DATA TO PROCESS:
__________________________________________________
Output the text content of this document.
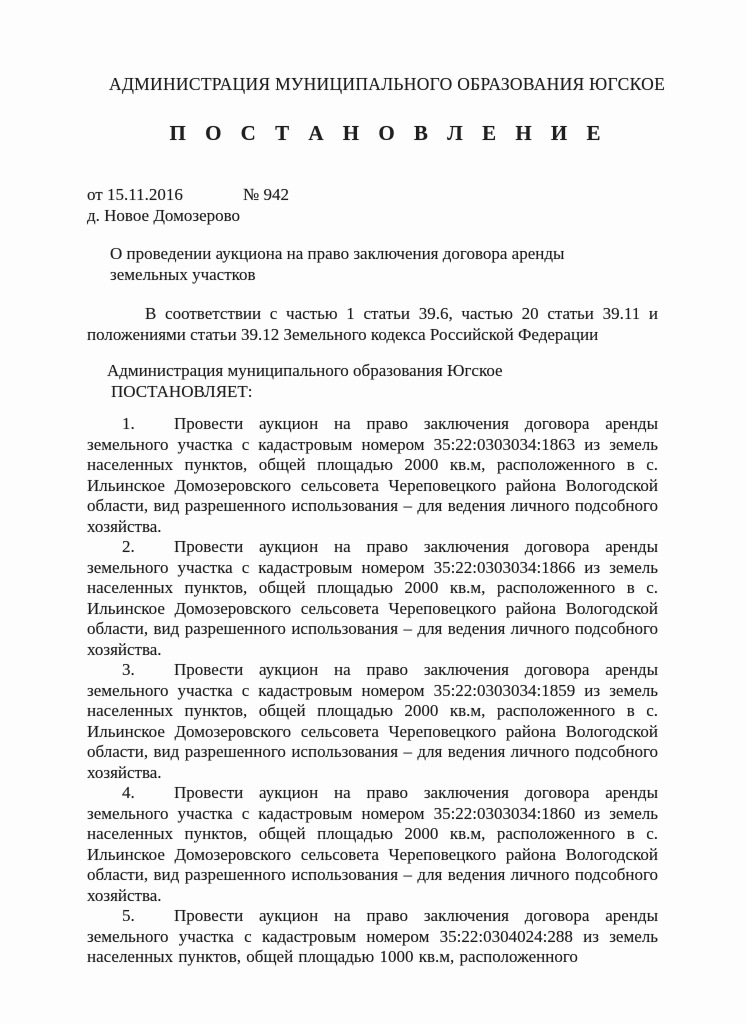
АДМИНИСТРАЦИЯ МУНИЦИПАЛЬНОГО ОБРАЗОВАНИЯ ЮГСКОЕ
П О С Т А Н О В Л Е Н И Е
от 15.11.2016	№ 942
д. Новое Домозерово
О проведении аукциона на право заключения договора аренды земельных участков
В соответствии с частью 1 статьи 39.6, частью 20 статьи 39.11 и положениями статьи 39.12 Земельного кодекса Российской Федерации
Администрация муниципального образования Югское
ПОСТАНОВЛЯЕТ:

1. Провести аукцион на право заключения договора аренды земельного участка с кадастровым номером 35:22:0303034:1863 из земель населенных пунктов, общей площадью 2000 кв.м, расположенного в с. Ильинское Домозеровского сельсовета Череповецкого района Вологодской области, вид разрешенного использования – для ведения личного подсобного хозяйства.

2. Провести аукцион на право заключения договора аренды земельного участка с кадастровым номером 35:22:0303034:1866 из земель населенных пунктов, общей площадью 2000 кв.м, расположенного в с. Ильинское Домозеровского сельсовета Череповецкого района Вологодской области, вид разрешенного использования – для ведения личного подсобного хозяйства.

3. Провести аукцион на право заключения договора аренды земельного участка с кадастровым номером 35:22:0303034:1859 из земель населенных пунктов, общей площадью 2000 кв.м, расположенного в с. Ильинское Домозеровского сельсовета Череповецкого района Вологодской области, вид разрешенного использования – для ведения личного подсобного хозяйства.

4. Провести аукцион на право заключения договора аренды земельного участка с кадастровым номером 35:22:0303034:1860 из земель населенных пунктов, общей площадью 2000 кв.м, расположенного в с. Ильинское Домозеровского сельсовета Череповецкого района Вологодской области, вид разрешенного использования – для ведения личного подсобного хозяйства.

5. Провести аукцион на право заключения договора аренды земельного участка с кадастровым номером 35:22:0304024:288 из земель населенных пунктов, общей площадью 1000 кв.м, расположенного
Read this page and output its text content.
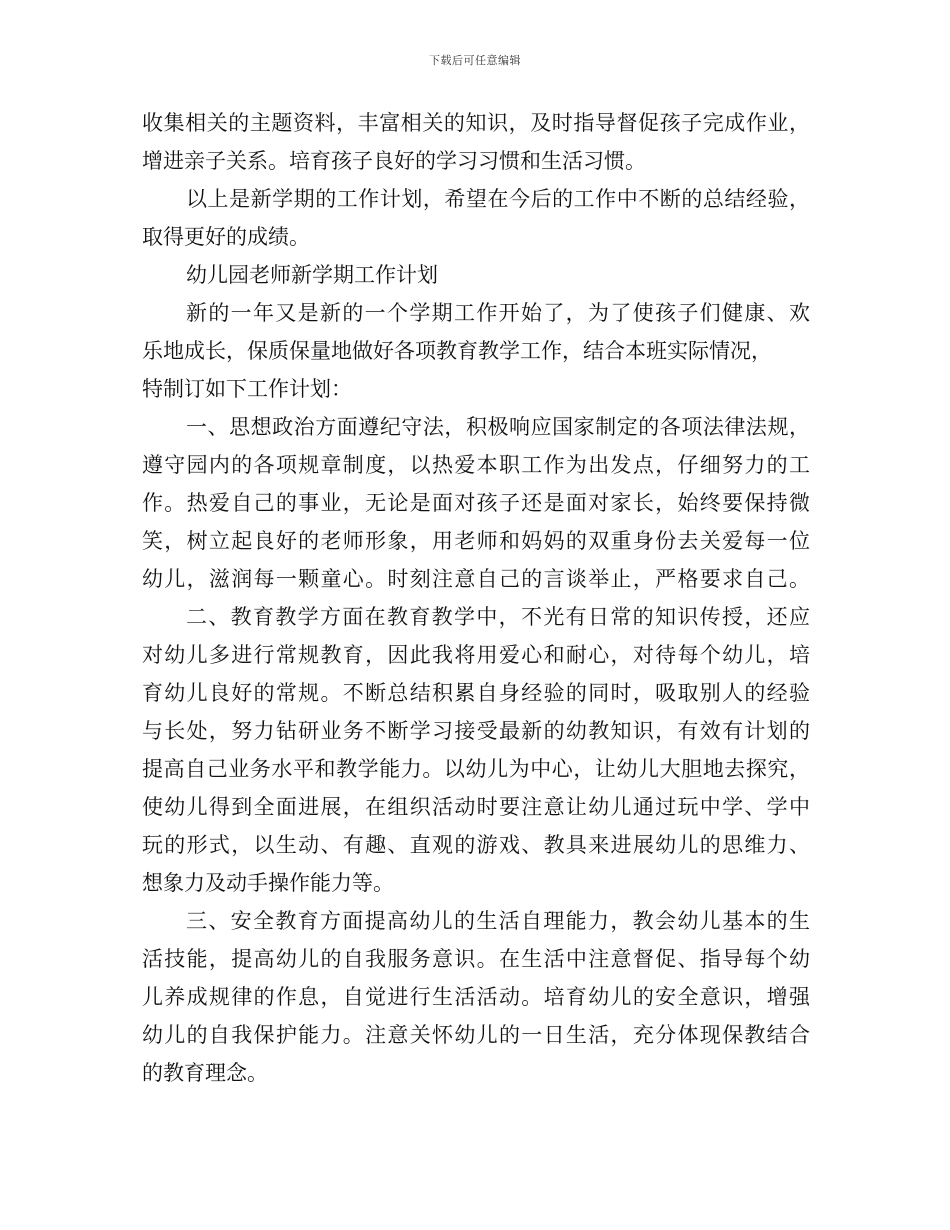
下载后可任意编辑
收集相关的主题资料，丰富相关的知识，及时指导督促孩子完成作业，
增进亲子关系。培育孩子良好的学习习惯和生活习惯。
以上是新学期的工作计划，希望在今后的工作中不断的总结经验，
取得更好的成绩。
幼儿园老师新学期工作计划
新的一年又是新的一个学期工作开始了，为了使孩子们健康、欢
乐地成长，保质保量地做好各项教育教学工作，结合本班实际情况，
特制订如下工作计划：
一、思想政治方面遵纪守法，积极响应国家制定的各项法律法规，
遵守园内的各项规章制度，以热爱本职工作为出发点，仔细努力的工
作。热爱自己的事业，无论是面对孩子还是面对家长，始终要保持微
笑，树立起良好的老师形象，用老师和妈妈的双重身份去关爱每一位
幼儿，滋润每一颗童心。时刻注意自己的言谈举止，严格要求自己。
二、教育教学方面在教育教学中，不光有日常的知识传授，还应
对幼儿多进行常规教育，因此我将用爱心和耐心，对待每个幼儿，培
育幼儿良好的常规。不断总结积累自身经验的同时，吸取别人的经验
与长处，努力钻研业务不断学习接受最新的幼教知识，有效有计划的
提高自己业务水平和教学能力。以幼儿为中心，让幼儿大胆地去探究，
使幼儿得到全面进展，在组织活动时要注意让幼儿通过玩中学、学中
玩的形式，以生动、有趣、直观的游戏、教具来进展幼儿的思维力、
想象力及动手操作能力等。
三、安全教育方面提高幼儿的生活自理能力，教会幼儿基本的生
活技能，提高幼儿的自我服务意识。在生活中注意督促、指导每个幼
儿养成规律的作息，自觉进行生活活动。培育幼儿的安全意识，增强
幼儿的自我保护能力。注意关怀幼儿的一日生活，充分体现保教结合
的教育理念。
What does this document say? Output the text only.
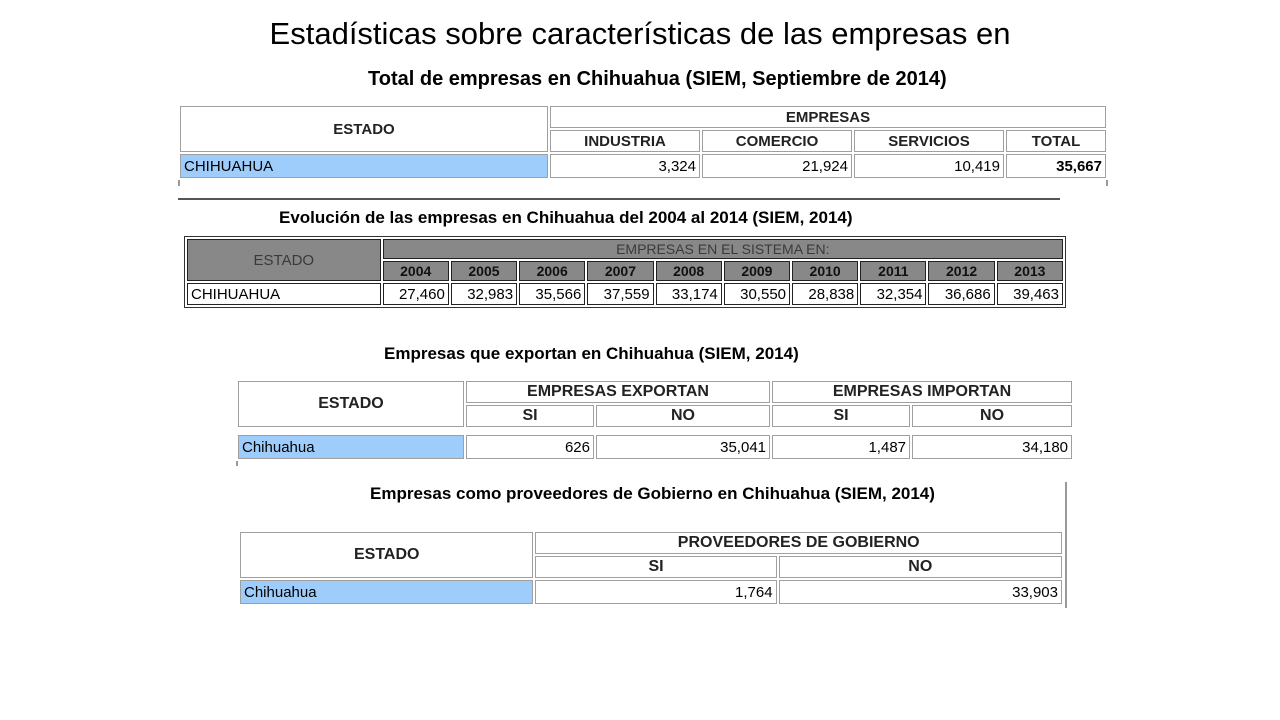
Estadísticas sobre características de las empresas en
Total de empresas en Chihuahua (SIEM, Septiembre de 2014)
ESTADO	EMPRESAS			
	INDUSTRIA	COMERCIO	SERVICIOS	TOTAL
CHIHUAHUA	3,324	21,924	10,419	35,667
Evolución de las empresas en Chihuahua del 2004 al 2014 (SIEM, 2014)
ESTADO	EMPRESAS EN EL SISTEMA EN:									
	2004	2005	2006	2007	2008	2009	2010	2011	2012	2013
CHIHUAHUA	27,460	32,983	35,566	37,559	33,174	30,550	28,838	32,354	36,686	39,463
Empresas que exportan en Chihuahua (SIEM, 2014)
ESTADO	EMPRESAS EXPORTAN		EMPRESAS IMPORTAN	
	SI	NO	SI	NO

Chihuahua	626	35,041	1,487	34,180
Empresas como proveedores de Gobierno en Chihuahua (SIEM, 2014)
ESTADO	PROVEEDORES DE GOBIERNO	
	SI	NO
Chihuahua	1,764	33,903
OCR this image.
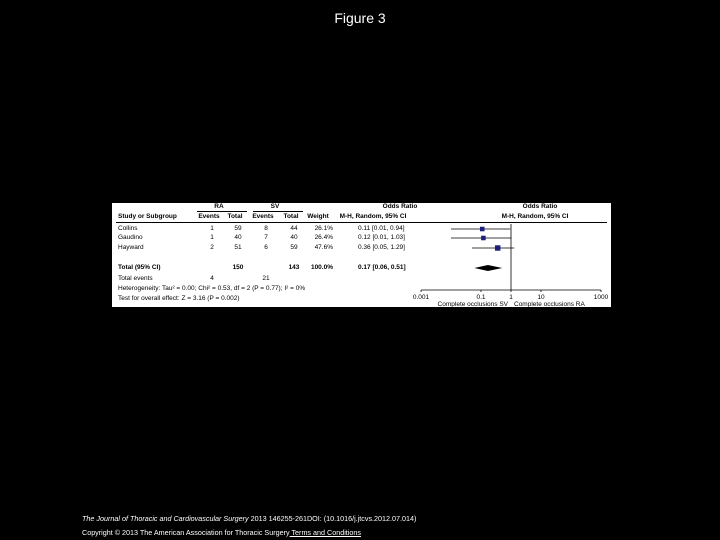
Figure 3
RA	SV	Odds Ratio	Odds Ratio
Study or Subgroup	Events	Total	Events	Total	Weight	M-H, Random, 95% CI	M-H, Random, 95% CI
Collins	1	59	8	44	26.1%	0.11 [0.01, 0.94]
Gaudino	1	40	7	40	26.4%	0.12 [0.01, 1.03]
Hayward	2	51	6	59	47.6%	0.36 [0.05, 1.29]
Total (95% CI)	150	143	100.0%	0.17 [0.06, 0.51]
Total events	4	21
Heterogeneity: Tau² = 0.00; Chi² = 0.53, df = 2 (P = 0.77); I² = 0%
Test for overall effect: Z = 3.16 (P = 0.002)	0.001	0.1	1	10	1000
Complete occlusions SV Complete occlusions RA
The Journal of Thoracic and Cardiovascular Surgery 2013 146255-261DOI: (10.1016/j.jtcvs.2012.07.014)
Copyright © 2013 The American Association for Thoracic Surgery Terms and Conditions
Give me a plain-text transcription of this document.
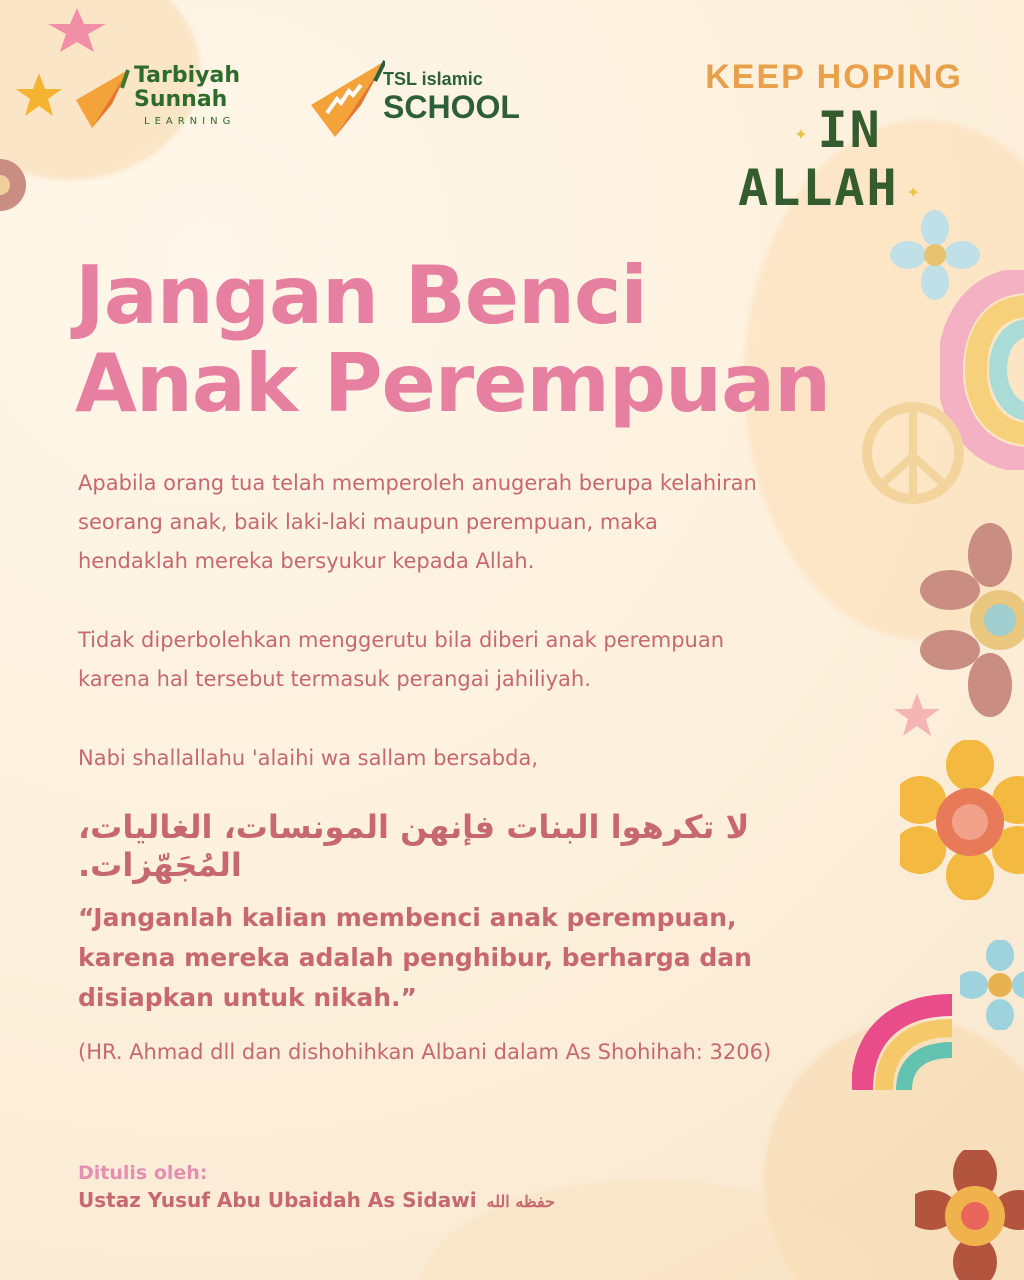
Tarbiyah
Sunnah
LEARNING
TSL islamic
SCHOOL
KEEP HOPING
✦ IN ALLAH ✦
Jangan Benci
Anak Perempuan

Apabila orang tua telah memperoleh anugerah berupa kelahiran seorang anak, baik laki-laki maupun perempuan, maka hendaklah mereka bersyukur kepada Allah.

Tidak diperbolehkan menggerutu bila diberi anak perempuan karena hal tersebut termasuk perangai jahiliyah.

Nabi shallallahu 'alaihi wa sallam bersabda,

لا تكرهوا البنات فإنهن المونسات، الغاليات، المُجَهّزات.
“Janganlah kalian membenci anak perempuan, karena mereka adalah penghibur, berharga dan disiapkan untuk nikah.”
(HR. Ahmad dll dan dishohihkan Albani dalam As Shohihah: 3206)
Ditulis oleh:
Ustaz Yusuf Abu Ubaidah As Sidawi حفظه الله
__________________________________________________
Here the job is to quote the lines from the one with "Give me a plain-text" through the end of the material, both included, exactly; please skip the pictures.

EXERCISE RESPONSE:
Give me a plain-text transcription of this document.
Tarbiyah
Sunnah
LEARNING
TSL islamic
SCHOOL
KEEP HOPING
✦ IN ALLAH ✦
Jangan Benci
Anak Perempuan

Apabila orang tua telah memperoleh anugerah berupa kelahiran seorang anak, baik laki-laki maupun perempuan, maka hendaklah mereka bersyukur kepada Allah.

Tidak diperbolehkan menggerutu bila diberi anak perempuan karena hal tersebut termasuk perangai jahiliyah.

Nabi shallallahu 'alaihi wa sallam bersabda,

لا تكرهوا البنات فإنهن المونسات، الغاليات، المُجَهّزات.
“Janganlah kalian membenci anak perempuan, karena mereka adalah penghibur, berharga dan disiapkan untuk nikah.”
(HR. Ahmad dll dan dishohihkan Albani dalam As Shohihah: 3206)
Ditulis oleh:
Ustaz Yusuf Abu Ubaidah As Sidawi حفظه الله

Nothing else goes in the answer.